## start

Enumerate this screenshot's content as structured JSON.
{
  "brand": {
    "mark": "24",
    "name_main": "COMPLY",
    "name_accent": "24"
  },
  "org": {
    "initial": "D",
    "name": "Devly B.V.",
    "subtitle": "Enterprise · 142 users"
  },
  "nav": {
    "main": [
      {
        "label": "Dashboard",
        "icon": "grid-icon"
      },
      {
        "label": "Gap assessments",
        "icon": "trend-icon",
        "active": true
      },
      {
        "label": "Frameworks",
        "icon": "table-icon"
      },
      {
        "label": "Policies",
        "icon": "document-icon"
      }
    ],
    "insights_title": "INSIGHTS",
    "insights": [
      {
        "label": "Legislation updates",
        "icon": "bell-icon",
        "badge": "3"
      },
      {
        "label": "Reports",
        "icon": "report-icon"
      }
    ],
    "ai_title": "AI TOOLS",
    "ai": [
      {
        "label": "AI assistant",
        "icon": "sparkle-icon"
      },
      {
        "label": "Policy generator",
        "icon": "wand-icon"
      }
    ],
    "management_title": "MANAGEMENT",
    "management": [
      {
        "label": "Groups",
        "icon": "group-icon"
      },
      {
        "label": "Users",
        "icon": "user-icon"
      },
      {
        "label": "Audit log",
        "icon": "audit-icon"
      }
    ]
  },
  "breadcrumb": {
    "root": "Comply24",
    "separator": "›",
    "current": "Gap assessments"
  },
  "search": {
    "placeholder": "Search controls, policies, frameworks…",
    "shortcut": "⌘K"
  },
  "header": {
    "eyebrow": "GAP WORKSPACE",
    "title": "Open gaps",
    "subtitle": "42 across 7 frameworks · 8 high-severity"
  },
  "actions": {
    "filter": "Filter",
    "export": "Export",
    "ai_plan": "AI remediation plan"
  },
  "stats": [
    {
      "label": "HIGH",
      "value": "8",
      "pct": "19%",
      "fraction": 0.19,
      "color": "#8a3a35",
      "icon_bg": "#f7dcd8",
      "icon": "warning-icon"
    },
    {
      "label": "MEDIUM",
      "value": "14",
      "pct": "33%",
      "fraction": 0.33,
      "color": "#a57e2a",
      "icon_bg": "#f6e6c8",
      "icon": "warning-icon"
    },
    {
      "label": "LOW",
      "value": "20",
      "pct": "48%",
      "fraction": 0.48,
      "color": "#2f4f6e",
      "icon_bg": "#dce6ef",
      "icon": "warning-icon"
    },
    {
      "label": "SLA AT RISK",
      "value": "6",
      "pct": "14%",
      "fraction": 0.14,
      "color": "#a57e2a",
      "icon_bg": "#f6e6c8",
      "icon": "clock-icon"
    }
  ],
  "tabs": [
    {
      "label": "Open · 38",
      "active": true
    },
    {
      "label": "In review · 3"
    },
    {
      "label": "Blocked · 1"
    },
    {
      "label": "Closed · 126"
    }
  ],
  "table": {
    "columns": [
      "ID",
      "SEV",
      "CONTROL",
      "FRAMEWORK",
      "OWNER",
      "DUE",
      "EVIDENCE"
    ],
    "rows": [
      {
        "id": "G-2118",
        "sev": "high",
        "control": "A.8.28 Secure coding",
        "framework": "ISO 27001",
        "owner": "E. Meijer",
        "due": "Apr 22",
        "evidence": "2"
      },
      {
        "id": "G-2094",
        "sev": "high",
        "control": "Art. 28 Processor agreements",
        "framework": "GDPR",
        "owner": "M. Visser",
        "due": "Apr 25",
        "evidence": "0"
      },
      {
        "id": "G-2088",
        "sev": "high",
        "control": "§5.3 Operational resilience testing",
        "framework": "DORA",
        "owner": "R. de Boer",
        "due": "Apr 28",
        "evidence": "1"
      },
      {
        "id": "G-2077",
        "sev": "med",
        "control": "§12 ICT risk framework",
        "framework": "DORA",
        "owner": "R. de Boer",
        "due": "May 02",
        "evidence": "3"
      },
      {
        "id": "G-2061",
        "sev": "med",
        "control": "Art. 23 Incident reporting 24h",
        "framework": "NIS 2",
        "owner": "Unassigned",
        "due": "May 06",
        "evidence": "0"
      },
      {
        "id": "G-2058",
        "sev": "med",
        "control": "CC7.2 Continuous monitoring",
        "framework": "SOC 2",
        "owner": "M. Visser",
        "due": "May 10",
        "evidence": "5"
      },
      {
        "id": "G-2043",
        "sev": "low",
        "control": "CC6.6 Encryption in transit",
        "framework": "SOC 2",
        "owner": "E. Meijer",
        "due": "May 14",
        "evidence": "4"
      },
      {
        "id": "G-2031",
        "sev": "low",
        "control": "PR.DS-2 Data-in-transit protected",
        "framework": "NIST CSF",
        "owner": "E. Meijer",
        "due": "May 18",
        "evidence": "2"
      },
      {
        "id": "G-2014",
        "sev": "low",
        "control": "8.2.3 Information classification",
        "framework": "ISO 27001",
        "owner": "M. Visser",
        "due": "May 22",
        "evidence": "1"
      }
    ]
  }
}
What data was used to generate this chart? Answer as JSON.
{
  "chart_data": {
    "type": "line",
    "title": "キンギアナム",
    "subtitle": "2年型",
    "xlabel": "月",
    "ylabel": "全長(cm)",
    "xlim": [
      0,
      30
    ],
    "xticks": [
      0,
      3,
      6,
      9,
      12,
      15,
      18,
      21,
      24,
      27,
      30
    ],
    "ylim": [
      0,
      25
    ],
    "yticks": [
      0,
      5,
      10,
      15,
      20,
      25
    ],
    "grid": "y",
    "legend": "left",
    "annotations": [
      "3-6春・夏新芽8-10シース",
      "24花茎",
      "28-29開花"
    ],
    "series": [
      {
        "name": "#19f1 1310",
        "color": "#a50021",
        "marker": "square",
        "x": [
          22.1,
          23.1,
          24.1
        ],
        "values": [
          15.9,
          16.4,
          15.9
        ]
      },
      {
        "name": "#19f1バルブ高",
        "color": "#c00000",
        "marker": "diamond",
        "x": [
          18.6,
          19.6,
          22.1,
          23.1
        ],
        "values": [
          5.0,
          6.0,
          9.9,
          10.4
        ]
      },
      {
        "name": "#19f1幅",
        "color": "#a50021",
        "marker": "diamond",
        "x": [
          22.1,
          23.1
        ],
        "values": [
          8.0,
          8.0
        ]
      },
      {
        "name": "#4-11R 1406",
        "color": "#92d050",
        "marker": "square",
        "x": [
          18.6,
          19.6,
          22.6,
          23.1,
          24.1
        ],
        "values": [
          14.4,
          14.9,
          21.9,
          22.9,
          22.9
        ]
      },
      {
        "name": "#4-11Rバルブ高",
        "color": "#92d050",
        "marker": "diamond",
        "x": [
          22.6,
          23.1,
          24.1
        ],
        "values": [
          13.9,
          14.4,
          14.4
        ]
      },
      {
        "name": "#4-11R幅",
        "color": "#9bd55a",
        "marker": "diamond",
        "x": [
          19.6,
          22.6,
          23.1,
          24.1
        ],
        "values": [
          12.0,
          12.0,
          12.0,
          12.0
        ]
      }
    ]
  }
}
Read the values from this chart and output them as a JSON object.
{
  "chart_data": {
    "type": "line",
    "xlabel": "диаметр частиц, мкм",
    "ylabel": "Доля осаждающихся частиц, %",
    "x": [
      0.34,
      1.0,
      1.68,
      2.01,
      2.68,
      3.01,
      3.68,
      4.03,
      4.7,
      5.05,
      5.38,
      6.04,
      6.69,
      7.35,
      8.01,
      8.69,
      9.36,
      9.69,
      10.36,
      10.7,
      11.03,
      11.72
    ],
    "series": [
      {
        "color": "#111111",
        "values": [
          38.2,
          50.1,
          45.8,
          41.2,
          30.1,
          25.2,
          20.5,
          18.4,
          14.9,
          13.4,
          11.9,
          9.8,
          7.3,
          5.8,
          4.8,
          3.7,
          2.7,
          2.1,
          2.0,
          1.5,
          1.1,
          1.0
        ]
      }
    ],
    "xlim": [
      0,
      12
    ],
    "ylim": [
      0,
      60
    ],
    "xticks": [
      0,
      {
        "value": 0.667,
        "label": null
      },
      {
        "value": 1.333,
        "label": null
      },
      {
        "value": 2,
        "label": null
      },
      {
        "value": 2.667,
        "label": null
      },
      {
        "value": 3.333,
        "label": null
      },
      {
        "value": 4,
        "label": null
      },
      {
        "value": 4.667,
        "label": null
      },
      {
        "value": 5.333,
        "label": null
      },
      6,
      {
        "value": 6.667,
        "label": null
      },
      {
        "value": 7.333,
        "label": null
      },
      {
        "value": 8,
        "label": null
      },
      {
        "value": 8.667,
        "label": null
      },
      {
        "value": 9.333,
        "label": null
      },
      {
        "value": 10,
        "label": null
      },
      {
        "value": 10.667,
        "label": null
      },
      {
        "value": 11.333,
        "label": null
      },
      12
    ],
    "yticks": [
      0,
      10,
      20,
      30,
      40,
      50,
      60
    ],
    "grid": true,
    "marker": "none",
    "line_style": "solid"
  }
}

## end

Only a number is expected here: the count of lines in the listing that hold the string "JSON".

3